▶ [Problem]
Your task is to print the material below exactly as presented.

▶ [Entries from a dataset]
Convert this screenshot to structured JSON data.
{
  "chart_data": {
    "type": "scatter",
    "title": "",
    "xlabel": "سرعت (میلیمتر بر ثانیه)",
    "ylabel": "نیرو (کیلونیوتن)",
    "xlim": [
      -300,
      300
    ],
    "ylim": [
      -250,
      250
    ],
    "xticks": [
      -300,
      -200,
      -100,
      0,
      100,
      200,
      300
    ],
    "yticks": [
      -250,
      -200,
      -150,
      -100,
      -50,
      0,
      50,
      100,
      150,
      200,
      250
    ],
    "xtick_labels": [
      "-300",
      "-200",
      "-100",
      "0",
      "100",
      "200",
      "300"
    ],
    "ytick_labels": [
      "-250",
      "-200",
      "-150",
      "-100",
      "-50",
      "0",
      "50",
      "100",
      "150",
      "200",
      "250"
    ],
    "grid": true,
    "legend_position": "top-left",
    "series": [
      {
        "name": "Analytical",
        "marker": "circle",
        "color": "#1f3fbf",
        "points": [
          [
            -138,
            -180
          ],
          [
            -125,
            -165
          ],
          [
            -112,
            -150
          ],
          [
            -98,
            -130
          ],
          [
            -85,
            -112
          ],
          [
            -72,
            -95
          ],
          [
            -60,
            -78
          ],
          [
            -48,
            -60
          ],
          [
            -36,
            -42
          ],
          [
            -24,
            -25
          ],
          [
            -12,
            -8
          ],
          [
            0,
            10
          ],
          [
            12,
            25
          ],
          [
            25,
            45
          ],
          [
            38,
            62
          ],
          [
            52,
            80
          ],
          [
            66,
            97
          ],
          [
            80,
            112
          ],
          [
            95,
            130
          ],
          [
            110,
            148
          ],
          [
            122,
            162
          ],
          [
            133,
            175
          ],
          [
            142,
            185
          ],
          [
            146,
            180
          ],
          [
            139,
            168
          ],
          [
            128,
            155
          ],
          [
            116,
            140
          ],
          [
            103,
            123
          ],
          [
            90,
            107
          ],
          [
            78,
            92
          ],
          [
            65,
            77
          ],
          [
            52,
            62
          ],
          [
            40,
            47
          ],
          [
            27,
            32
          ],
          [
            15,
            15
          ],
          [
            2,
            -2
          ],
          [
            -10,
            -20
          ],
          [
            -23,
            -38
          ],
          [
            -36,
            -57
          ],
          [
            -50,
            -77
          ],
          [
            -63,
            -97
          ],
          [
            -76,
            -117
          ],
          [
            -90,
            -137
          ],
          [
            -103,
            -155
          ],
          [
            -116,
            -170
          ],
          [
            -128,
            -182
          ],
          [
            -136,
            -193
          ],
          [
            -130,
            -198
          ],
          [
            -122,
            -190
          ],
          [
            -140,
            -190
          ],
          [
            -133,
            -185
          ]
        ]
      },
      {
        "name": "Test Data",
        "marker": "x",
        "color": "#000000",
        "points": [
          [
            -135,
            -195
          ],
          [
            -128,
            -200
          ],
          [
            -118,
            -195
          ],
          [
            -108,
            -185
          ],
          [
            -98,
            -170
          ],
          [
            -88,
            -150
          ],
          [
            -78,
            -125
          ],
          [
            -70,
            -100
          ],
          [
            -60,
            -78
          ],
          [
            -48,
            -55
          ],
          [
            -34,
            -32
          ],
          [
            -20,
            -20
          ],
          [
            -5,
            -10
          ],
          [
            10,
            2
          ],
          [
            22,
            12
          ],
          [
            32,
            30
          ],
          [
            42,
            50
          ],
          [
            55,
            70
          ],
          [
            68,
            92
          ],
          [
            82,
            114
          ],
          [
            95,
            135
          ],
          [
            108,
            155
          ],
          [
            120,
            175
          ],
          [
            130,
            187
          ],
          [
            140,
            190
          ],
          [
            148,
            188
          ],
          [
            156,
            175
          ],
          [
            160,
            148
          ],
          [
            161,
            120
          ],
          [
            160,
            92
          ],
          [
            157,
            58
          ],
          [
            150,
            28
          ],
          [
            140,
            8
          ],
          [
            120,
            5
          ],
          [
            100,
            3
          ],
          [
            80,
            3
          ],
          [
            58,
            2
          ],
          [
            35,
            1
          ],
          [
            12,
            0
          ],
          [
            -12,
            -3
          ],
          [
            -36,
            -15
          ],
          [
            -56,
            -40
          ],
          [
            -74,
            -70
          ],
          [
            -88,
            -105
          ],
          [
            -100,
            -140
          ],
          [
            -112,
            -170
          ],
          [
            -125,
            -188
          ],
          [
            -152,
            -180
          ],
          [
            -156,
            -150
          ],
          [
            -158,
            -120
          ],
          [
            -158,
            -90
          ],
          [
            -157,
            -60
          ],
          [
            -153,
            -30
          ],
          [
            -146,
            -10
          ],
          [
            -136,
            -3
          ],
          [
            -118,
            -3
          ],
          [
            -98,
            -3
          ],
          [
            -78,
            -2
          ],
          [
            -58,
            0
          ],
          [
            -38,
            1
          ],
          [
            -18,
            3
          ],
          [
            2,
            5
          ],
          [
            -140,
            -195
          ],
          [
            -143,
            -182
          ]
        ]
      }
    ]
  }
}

▶ [Task solution]
Convert this screenshot to structured JSON data.
{
  "chart_data": {
    "type": "scatter",
    "title": "",
    "xlabel": "سرعت (میلیمتر بر ثانیه)",
    "ylabel": "نیرو (کیلونیوتن)",
    "xlim": [
      -300,
      300
    ],
    "ylim": [
      -250,
      250
    ],
    "xticks": [
      -300,
      -200,
      -100,
      0,
      100,
      200,
      300
    ],
    "yticks": [
      -250,
      -200,
      -150,
      -100,
      -50,
      0,
      50,
      100,
      150,
      200,
      250
    ],
    "xtick_labels": [
      "-300",
      "-200",
      "-100",
      "0",
      "100",
      "200",
      "300"
    ],
    "ytick_labels": [
      "-250",
      "-200",
      "-150",
      "-100",
      "-50",
      "0",
      "50",
      "100",
      "150",
      "200",
      "250"
    ],
    "grid": true,
    "legend_position": "top-left",
    "series": [
      {
        "name": "Analytical",
        "marker": "circle",
        "color": "#1f3fbf",
        "points": [
          [
            -138,
            -180
          ],
          [
            -125,
            -165
          ],
          [
            -112,
            -150
          ],
          [
            -98,
            -130
          ],
          [
            -85,
            -112
          ],
          [
            -72,
            -95
          ],
          [
            -60,
            -78
          ],
          [
            -48,
            -60
          ],
          [
            -36,
            -42
          ],
          [
            -24,
            -25
          ],
          [
            -12,
            -8
          ],
          [
            0,
            10
          ],
          [
            12,
            25
          ],
          [
            25,
            45
          ],
          [
            38,
            62
          ],
          [
            52,
            80
          ],
          [
            66,
            97
          ],
          [
            80,
            112
          ],
          [
            95,
            130
          ],
          [
            110,
            148
          ],
          [
            122,
            162
          ],
          [
            133,
            175
          ],
          [
            142,
            185
          ],
          [
            146,
            180
          ],
          [
            139,
            168
          ],
          [
            128,
            155
          ],
          [
            116,
            140
          ],
          [
            103,
            123
          ],
          [
            90,
            107
          ],
          [
            78,
            92
          ],
          [
            65,
            77
          ],
          [
            52,
            62
          ],
          [
            40,
            47
          ],
          [
            27,
            32
          ],
          [
            15,
            15
          ],
          [
            2,
            -2
          ],
          [
            -10,
            -20
          ],
          [
            -23,
            -38
          ],
          [
            -36,
            -57
          ],
          [
            -50,
            -77
          ],
          [
            -63,
            -97
          ],
          [
            -76,
            -117
          ],
          [
            -90,
            -137
          ],
          [
            -103,
            -155
          ],
          [
            -116,
            -170
          ],
          [
            -128,
            -182
          ],
          [
            -136,
            -193
          ],
          [
            -130,
            -198
          ],
          [
            -122,
            -190
          ],
          [
            -140,
            -190
          ],
          [
            -133,
            -185
          ]
        ]
      },
      {
        "name": "Test Data",
        "marker": "x",
        "color": "#000000",
        "points": [
          [
            -135,
            -195
          ],
          [
            -128,
            -200
          ],
          [
            -118,
            -195
          ],
          [
            -108,
            -185
          ],
          [
            -98,
            -170
          ],
          [
            -88,
            -150
          ],
          [
            -78,
            -125
          ],
          [
            -70,
            -100
          ],
          [
            -60,
            -78
          ],
          [
            -48,
            -55
          ],
          [
            -34,
            -32
          ],
          [
            -20,
            -20
          ],
          [
            -5,
            -10
          ],
          [
            10,
            2
          ],
          [
            22,
            12
          ],
          [
            32,
            30
          ],
          [
            42,
            50
          ],
          [
            55,
            70
          ],
          [
            68,
            92
          ],
          [
            82,
            114
          ],
          [
            95,
            135
          ],
          [
            108,
            155
          ],
          [
            120,
            175
          ],
          [
            130,
            187
          ],
          [
            140,
            190
          ],
          [
            148,
            188
          ],
          [
            156,
            175
          ],
          [
            160,
            148
          ],
          [
            161,
            120
          ],
          [
            160,
            92
          ],
          [
            157,
            58
          ],
          [
            150,
            28
          ],
          [
            140,
            8
          ],
          [
            120,
            5
          ],
          [
            100,
            3
          ],
          [
            80,
            3
          ],
          [
            58,
            2
          ],
          [
            35,
            1
          ],
          [
            12,
            0
          ],
          [
            -12,
            -3
          ],
          [
            -36,
            -15
          ],
          [
            -56,
            -40
          ],
          [
            -74,
            -70
          ],
          [
            -88,
            -105
          ],
          [
            -100,
            -140
          ],
          [
            -112,
            -170
          ],
          [
            -125,
            -188
          ],
          [
            -152,
            -180
          ],
          [
            -156,
            -150
          ],
          [
            -158,
            -120
          ],
          [
            -158,
            -90
          ],
          [
            -157,
            -60
          ],
          [
            -153,
            -30
          ],
          [
            -146,
            -10
          ],
          [
            -136,
            -3
          ],
          [
            -118,
            -3
          ],
          [
            -98,
            -3
          ],
          [
            -78,
            -2
          ],
          [
            -58,
            0
          ],
          [
            -38,
            1
          ],
          [
            -18,
            3
          ],
          [
            2,
            5
          ],
          [
            -140,
            -195
          ],
          [
            -143,
            -182
          ]
        ]
      }
    ]
  }
}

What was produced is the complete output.